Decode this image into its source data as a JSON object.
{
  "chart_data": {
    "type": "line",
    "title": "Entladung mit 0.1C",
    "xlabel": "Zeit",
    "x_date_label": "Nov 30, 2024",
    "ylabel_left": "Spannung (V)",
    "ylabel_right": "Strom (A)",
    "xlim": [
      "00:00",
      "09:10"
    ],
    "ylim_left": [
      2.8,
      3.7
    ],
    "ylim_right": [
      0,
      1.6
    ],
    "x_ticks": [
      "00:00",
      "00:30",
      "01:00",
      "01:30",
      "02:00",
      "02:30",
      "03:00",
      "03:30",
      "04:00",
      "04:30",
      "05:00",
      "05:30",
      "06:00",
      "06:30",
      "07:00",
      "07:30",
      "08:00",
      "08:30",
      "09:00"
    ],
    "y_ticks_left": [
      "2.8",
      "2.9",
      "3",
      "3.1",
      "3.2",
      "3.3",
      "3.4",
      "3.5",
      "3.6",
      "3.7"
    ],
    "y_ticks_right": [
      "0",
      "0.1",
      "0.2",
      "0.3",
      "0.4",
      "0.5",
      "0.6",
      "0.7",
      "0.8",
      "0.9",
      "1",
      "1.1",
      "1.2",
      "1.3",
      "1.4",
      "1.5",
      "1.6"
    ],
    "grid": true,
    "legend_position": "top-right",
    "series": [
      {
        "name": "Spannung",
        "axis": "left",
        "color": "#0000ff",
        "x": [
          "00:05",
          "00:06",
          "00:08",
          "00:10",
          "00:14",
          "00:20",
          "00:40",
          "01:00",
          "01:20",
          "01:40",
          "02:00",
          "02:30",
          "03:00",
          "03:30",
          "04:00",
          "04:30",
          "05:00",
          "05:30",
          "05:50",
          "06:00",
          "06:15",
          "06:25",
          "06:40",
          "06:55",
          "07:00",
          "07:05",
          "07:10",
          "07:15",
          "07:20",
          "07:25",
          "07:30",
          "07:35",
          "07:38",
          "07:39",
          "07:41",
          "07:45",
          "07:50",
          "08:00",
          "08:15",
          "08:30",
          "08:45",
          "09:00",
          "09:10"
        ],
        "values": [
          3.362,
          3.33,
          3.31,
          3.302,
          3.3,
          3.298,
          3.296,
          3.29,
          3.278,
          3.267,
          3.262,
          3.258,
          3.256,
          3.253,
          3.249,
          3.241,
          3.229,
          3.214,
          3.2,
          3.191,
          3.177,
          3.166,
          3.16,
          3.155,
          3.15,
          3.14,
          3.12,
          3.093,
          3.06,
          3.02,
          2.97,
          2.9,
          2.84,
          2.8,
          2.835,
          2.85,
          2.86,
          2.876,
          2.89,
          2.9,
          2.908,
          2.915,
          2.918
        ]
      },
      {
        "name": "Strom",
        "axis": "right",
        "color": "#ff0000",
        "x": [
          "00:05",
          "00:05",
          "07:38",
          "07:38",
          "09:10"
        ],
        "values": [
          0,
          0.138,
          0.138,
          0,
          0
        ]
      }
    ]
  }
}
###
Task details: Quote the data above in full, changing nothing.

Task response:
Decode this image into its source data as a JSON object.
{
  "chart_data": {
    "type": "line",
    "title": "Entladung mit 0.1C",
    "xlabel": "Zeit",
    "x_date_label": "Nov 30, 2024",
    "ylabel_left": "Spannung (V)",
    "ylabel_right": "Strom (A)",
    "xlim": [
      "00:00",
      "09:10"
    ],
    "ylim_left": [
      2.8,
      3.7
    ],
    "ylim_right": [
      0,
      1.6
    ],
    "x_ticks": [
      "00:00",
      "00:30",
      "01:00",
      "01:30",
      "02:00",
      "02:30",
      "03:00",
      "03:30",
      "04:00",
      "04:30",
      "05:00",
      "05:30",
      "06:00",
      "06:30",
      "07:00",
      "07:30",
      "08:00",
      "08:30",
      "09:00"
    ],
    "y_ticks_left": [
      "2.8",
      "2.9",
      "3",
      "3.1",
      "3.2",
      "3.3",
      "3.4",
      "3.5",
      "3.6",
      "3.7"
    ],
    "y_ticks_right": [
      "0",
      "0.1",
      "0.2",
      "0.3",
      "0.4",
      "0.5",
      "0.6",
      "0.7",
      "0.8",
      "0.9",
      "1",
      "1.1",
      "1.2",
      "1.3",
      "1.4",
      "1.5",
      "1.6"
    ],
    "grid": true,
    "legend_position": "top-right",
    "series": [
      {
        "name": "Spannung",
        "axis": "left",
        "color": "#0000ff",
        "x": [
          "00:05",
          "00:06",
          "00:08",
          "00:10",
          "00:14",
          "00:20",
          "00:40",
          "01:00",
          "01:20",
          "01:40",
          "02:00",
          "02:30",
          "03:00",
          "03:30",
          "04:00",
          "04:30",
          "05:00",
          "05:30",
          "05:50",
          "06:00",
          "06:15",
          "06:25",
          "06:40",
          "06:55",
          "07:00",
          "07:05",
          "07:10",
          "07:15",
          "07:20",
          "07:25",
          "07:30",
          "07:35",
          "07:38",
          "07:39",
          "07:41",
          "07:45",
          "07:50",
          "08:00",
          "08:15",
          "08:30",
          "08:45",
          "09:00",
          "09:10"
        ],
        "values": [
          3.362,
          3.33,
          3.31,
          3.302,
          3.3,
          3.298,
          3.296,
          3.29,
          3.278,
          3.267,
          3.262,
          3.258,
          3.256,
          3.253,
          3.249,
          3.241,
          3.229,
          3.214,
          3.2,
          3.191,
          3.177,
          3.166,
          3.16,
          3.155,
          3.15,
          3.14,
          3.12,
          3.093,
          3.06,
          3.02,
          2.97,
          2.9,
          2.84,
          2.8,
          2.835,
          2.85,
          2.86,
          2.876,
          2.89,
          2.9,
          2.908,
          2.915,
          2.918
        ]
      },
      {
        "name": "Strom",
        "axis": "right",
        "color": "#ff0000",
        "x": [
          "00:05",
          "00:05",
          "07:38",
          "07:38",
          "09:10"
        ],
        "values": [
          0,
          0.138,
          0.138,
          0,
          0
        ]
      }
    ]
  }
}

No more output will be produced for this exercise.